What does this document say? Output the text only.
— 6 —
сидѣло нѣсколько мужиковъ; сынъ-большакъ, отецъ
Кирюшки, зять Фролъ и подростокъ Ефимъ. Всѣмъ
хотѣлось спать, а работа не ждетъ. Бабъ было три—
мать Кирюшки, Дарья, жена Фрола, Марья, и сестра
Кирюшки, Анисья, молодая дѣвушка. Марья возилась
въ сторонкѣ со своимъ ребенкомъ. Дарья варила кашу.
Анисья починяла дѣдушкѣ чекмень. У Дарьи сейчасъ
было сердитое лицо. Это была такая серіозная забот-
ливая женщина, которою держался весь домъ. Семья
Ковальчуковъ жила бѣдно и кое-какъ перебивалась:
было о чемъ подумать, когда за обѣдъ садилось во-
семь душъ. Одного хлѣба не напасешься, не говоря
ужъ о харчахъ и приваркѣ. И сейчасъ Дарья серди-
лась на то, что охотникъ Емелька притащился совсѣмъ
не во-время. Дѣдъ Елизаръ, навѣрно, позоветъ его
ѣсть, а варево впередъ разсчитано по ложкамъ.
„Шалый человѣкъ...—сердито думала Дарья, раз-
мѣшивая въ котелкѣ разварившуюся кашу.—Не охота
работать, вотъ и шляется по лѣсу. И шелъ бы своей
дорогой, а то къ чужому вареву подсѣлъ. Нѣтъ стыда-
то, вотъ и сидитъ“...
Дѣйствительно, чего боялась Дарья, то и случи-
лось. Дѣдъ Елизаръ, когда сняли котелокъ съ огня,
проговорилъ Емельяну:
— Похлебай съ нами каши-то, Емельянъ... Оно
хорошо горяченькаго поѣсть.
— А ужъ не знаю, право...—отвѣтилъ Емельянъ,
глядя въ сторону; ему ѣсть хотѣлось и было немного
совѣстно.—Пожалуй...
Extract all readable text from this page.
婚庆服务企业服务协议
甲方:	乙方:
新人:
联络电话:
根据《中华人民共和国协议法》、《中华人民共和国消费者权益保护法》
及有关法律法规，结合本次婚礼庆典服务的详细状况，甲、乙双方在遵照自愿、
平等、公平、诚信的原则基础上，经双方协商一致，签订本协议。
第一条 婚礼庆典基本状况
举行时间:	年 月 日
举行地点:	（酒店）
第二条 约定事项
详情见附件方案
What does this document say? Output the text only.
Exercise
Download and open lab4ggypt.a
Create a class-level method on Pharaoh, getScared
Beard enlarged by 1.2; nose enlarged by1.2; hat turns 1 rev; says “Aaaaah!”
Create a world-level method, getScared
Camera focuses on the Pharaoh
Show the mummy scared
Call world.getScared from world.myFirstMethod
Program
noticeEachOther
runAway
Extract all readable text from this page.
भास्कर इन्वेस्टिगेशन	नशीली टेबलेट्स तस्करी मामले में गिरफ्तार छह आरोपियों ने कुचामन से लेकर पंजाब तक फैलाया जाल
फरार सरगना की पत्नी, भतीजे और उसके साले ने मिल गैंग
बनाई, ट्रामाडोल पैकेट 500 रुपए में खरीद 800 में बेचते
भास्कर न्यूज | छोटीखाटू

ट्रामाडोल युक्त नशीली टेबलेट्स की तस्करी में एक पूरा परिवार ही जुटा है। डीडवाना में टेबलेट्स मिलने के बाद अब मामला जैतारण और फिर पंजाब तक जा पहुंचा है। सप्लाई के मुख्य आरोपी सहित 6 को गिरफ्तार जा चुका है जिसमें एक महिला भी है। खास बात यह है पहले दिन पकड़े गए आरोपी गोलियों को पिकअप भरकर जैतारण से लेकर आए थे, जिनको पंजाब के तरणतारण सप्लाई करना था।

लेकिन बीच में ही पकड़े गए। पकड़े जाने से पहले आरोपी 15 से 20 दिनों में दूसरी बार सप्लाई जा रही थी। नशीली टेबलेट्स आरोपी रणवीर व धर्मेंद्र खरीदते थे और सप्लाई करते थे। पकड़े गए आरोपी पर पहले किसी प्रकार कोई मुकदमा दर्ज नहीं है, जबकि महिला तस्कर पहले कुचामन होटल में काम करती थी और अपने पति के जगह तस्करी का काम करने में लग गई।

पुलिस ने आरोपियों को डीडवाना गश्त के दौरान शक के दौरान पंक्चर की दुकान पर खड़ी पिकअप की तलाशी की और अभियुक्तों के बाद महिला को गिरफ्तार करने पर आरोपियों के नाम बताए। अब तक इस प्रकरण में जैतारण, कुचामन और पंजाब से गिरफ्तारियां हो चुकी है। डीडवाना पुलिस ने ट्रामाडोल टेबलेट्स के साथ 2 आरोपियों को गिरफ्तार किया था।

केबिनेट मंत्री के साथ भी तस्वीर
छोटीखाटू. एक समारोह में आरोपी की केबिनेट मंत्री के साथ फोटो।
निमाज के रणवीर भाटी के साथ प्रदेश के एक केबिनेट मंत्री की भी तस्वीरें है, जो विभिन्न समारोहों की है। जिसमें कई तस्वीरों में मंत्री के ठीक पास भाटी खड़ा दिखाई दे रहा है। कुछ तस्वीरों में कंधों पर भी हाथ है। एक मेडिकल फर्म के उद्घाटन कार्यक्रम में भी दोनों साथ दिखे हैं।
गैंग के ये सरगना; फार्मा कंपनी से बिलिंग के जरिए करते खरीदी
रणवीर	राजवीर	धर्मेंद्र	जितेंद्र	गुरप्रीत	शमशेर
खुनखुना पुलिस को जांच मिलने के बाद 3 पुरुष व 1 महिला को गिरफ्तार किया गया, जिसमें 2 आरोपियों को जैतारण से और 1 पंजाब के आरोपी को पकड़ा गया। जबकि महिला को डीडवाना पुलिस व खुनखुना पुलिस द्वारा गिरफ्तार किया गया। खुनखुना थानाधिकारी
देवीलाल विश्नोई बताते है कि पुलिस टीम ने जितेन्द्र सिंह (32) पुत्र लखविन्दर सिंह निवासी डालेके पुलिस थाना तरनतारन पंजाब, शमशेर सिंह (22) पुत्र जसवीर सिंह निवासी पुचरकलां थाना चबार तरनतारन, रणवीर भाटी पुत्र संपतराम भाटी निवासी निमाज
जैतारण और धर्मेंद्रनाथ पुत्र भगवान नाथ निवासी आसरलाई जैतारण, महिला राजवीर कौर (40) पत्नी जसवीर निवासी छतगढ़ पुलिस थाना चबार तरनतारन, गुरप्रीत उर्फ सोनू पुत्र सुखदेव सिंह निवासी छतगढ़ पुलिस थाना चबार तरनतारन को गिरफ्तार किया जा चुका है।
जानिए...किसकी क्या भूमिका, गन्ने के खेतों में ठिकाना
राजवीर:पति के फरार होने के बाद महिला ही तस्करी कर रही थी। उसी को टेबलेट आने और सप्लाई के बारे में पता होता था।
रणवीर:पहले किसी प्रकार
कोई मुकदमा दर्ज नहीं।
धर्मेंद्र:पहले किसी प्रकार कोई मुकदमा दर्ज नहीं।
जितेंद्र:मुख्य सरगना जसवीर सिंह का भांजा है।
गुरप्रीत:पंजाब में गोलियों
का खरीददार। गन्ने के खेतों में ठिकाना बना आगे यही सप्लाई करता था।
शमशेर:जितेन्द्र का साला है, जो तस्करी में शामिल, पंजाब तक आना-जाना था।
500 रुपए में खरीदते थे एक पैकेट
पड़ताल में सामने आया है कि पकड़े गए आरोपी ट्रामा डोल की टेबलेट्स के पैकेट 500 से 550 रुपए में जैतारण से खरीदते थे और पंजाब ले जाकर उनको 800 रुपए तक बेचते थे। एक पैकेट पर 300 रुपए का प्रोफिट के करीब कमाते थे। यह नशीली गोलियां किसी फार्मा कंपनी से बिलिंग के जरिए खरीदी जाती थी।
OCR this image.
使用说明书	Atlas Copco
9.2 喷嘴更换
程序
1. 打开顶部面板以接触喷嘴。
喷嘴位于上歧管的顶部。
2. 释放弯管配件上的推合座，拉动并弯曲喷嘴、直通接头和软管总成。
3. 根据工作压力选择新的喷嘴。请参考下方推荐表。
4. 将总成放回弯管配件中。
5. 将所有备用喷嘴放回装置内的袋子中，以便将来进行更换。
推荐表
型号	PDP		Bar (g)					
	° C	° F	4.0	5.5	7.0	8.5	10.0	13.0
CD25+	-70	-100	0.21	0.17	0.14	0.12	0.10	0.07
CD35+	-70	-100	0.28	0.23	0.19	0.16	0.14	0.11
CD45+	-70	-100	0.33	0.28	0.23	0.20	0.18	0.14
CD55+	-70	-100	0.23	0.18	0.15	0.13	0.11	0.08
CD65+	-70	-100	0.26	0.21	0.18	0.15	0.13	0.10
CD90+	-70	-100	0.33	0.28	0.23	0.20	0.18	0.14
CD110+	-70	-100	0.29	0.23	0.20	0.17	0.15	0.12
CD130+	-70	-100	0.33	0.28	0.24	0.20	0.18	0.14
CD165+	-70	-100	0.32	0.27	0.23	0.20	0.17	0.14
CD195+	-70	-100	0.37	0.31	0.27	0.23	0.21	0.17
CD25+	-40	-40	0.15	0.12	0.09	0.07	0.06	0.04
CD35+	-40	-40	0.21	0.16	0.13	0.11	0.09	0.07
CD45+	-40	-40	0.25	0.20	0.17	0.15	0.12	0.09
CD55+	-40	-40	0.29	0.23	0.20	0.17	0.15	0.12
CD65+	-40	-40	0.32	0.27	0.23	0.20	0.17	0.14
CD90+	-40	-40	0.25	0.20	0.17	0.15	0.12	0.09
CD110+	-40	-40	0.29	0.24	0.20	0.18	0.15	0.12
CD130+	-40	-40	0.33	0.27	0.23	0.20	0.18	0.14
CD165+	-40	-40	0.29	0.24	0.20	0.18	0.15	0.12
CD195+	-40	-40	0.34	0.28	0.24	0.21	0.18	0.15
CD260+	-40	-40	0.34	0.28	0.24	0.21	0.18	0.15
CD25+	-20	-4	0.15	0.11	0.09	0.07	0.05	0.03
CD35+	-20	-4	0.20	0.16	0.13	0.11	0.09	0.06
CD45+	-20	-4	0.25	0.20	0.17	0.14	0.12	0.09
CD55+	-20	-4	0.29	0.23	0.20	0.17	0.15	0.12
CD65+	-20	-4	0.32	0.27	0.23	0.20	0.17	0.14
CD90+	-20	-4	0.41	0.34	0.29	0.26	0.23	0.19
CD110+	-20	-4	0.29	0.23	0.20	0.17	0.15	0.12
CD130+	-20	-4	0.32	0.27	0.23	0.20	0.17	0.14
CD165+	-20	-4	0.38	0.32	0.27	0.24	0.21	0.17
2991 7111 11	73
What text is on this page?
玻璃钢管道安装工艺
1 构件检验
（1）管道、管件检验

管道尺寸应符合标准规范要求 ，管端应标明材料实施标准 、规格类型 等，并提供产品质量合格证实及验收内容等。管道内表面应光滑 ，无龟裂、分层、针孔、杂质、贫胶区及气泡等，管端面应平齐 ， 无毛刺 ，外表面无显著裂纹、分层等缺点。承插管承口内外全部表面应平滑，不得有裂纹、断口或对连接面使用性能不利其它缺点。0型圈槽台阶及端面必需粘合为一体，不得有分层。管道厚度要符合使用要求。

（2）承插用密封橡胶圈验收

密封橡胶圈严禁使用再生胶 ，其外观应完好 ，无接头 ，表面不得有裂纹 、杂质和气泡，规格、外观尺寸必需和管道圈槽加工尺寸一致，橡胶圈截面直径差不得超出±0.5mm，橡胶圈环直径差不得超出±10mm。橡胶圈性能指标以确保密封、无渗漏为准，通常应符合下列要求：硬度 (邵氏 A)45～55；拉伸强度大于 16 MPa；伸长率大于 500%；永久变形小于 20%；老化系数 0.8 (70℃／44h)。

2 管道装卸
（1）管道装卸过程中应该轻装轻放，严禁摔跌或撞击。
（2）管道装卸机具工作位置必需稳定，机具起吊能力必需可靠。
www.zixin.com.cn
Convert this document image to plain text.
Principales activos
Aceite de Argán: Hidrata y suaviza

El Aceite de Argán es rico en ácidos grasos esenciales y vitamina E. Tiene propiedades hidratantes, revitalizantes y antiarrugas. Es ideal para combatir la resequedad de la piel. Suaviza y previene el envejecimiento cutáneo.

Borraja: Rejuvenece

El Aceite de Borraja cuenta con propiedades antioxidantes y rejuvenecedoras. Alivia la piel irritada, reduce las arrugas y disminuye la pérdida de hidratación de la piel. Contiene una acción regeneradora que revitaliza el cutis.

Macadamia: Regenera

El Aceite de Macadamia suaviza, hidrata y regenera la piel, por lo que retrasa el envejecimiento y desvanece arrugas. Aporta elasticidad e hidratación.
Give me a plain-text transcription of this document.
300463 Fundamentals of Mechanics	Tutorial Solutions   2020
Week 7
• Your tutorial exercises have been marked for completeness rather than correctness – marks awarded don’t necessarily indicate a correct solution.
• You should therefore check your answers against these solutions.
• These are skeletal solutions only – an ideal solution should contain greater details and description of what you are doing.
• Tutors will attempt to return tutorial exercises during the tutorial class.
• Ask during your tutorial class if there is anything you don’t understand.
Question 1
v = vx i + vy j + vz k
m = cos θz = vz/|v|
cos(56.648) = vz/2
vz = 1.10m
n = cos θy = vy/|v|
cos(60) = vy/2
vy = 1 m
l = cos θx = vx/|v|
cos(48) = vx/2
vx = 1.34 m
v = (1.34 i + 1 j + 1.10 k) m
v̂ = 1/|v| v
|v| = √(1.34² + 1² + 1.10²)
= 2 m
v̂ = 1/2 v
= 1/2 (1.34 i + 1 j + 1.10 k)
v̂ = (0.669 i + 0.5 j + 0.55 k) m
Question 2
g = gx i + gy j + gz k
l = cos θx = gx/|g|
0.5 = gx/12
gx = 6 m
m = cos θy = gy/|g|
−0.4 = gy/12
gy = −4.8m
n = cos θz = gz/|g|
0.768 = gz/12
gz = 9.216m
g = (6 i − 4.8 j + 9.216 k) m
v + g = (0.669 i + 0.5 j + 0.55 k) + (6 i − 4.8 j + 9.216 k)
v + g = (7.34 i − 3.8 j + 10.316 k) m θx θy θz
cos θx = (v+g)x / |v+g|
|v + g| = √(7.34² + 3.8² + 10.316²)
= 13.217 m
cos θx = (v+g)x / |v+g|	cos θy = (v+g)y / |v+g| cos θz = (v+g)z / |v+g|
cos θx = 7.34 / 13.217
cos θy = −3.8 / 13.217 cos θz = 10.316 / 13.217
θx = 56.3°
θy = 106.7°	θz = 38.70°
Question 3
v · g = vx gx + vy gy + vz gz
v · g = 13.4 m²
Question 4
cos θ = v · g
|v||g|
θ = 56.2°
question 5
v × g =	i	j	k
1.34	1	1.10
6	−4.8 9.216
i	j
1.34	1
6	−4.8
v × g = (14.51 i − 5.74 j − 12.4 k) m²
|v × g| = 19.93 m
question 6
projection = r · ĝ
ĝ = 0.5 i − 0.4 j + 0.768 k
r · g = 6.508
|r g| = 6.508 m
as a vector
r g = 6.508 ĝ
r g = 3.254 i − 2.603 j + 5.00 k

--

TASK TO CARRY OUT →
Respond with nothing but the number of lines in the entries that contain the string "Pharaoh".

FULL ANSWER →
2